╭─ Passage given

Quote From: dmetrimom

The whole situation happened about a year ago. My husband and I went through a really bad time and almost split up. He has a really bad temper and things got a little bad for a really short time before I stood up and took action. We worked on getting things together and we are now doing great. We just had another baby together and we thought that the past was behind us. My mother-in-law stayed with us for a couple of weeks after our daughter was born. A situation happened that made my mother-in-law think that I was encouraging fear in my son against his dad. This situation was something that she didn't know the whole story. She also accused me of isolating my husband. I got really upset, not only from these accusations, but since I was still pumped up with a bunch of hormones after having my daughter. My mother-in-law got upset with me and is now blaming me for everything. My husband is on my side and is going to be by my side. He thinks she is blowing things up and she needs to settle down and let us live our lives. What happened before was between us and we both got through it.  My husband, in the mean time, is also standing up to her and telling her how he feels (which she blames on me as well)

 

Other family that has known her for years, has told me that this whole situation has nothing to do with me. I am just the closest thing that she could blame. That she is just upset with loosing control over her son.

╰─

== Given instruction A ==
In the forum post about the mother-in-law dispute, how long did the mother-in-law stay after the daughter was born?
== Given instruction B ==
Extend the forum post about the mother-in-law dispute, picking up right after its final sentence.

╭─ Dataset excerpts

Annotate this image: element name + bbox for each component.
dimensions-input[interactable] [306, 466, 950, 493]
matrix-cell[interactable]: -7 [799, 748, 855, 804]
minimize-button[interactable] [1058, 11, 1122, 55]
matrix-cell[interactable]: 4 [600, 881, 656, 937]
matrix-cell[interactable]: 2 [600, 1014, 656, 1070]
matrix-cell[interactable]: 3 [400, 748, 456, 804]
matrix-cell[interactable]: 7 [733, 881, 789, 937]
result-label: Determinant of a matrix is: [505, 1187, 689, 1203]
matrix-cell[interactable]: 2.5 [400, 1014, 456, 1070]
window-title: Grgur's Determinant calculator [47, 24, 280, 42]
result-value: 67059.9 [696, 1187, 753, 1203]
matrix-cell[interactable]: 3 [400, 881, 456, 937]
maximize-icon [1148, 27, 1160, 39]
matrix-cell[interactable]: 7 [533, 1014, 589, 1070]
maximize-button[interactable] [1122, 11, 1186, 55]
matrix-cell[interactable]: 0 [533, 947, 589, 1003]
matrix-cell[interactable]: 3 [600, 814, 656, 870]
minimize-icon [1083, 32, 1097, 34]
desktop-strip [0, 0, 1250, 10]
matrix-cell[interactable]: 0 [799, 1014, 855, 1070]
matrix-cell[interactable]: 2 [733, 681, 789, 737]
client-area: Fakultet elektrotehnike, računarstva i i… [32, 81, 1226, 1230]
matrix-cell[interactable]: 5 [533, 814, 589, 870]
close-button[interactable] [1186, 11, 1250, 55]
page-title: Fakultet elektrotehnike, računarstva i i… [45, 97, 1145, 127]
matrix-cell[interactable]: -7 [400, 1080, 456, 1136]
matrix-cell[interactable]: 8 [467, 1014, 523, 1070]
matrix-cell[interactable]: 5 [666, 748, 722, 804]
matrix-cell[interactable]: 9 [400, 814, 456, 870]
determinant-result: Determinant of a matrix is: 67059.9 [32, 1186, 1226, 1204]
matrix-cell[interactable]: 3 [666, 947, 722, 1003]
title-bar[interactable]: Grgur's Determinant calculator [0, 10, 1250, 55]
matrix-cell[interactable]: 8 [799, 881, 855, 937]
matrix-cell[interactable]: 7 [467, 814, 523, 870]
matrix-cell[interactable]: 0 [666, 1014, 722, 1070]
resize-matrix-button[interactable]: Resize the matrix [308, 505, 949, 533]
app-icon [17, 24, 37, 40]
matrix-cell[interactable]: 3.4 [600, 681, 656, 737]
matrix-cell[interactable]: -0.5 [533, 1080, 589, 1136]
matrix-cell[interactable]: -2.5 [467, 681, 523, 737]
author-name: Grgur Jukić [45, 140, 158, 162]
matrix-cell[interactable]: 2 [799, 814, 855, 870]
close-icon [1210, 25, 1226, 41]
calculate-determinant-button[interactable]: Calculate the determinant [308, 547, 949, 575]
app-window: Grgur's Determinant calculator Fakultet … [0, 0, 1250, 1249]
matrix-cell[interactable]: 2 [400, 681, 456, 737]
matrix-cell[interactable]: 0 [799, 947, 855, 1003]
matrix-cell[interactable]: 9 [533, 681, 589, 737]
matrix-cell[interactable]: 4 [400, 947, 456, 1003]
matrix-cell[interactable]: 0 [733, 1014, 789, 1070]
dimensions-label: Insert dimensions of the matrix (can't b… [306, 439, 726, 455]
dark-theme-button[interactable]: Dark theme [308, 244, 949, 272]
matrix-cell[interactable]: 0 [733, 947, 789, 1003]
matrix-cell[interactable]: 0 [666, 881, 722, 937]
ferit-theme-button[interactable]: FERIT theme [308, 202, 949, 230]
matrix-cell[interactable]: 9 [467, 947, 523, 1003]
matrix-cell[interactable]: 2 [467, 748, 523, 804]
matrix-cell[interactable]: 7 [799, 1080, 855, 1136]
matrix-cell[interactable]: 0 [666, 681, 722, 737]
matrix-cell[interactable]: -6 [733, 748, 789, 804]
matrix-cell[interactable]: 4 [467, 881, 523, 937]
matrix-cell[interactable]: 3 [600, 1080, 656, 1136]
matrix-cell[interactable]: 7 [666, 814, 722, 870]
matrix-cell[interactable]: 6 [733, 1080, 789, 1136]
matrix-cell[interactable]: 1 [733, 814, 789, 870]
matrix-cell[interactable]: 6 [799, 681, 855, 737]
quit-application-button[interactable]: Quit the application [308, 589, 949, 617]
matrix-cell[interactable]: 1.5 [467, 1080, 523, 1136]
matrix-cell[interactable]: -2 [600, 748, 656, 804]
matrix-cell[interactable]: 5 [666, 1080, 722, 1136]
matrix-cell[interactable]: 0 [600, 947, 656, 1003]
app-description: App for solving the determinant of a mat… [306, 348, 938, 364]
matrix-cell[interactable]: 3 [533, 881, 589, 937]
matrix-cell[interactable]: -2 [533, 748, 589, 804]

╰─

== Task answer A ==
A couple of weeks.

== Task answer B ==
But my problem is....how do I get over this anger and hurt that she has caused me? I get so upset when I just hear her name!! I have so many emotions running through me...anger, frustrated, hurt, sadness. How do I deal with this so that I could be around her again. So I could look at her and just smile without ripping her into pieces? How can I just put this behind me and say "let her think whatever about me. My husband is standing next to me. Why do I need you love and kindness?"

 

Help!!!

 

Mammagoddess

 

If your M-i-l doesn't know the whole story, how about enlightening her?

 

I would also suggest that you stop giving yout M-i-l so much "power" over you.  I think you are exactly right whan you say that you DO NOT need her love or kindness -- it would be nice -- but you don't HAVE to have it.  The same goes for her judgment.  You DO NOT need her to judge you -- in fact, she is uninformed AND she simply has NO RIGHT to do that.  No one does.

 

You also don't need her blame.

 

I suggest that you practice setting boundaries and letting go... there is nothing you can do about her or her behavior.  But you can tell her to "butt out".

 

If you still have anger and hurt, you have unfinished business with her -- perhaps you should write her a letter and get it all out in the open.

 

Good luck.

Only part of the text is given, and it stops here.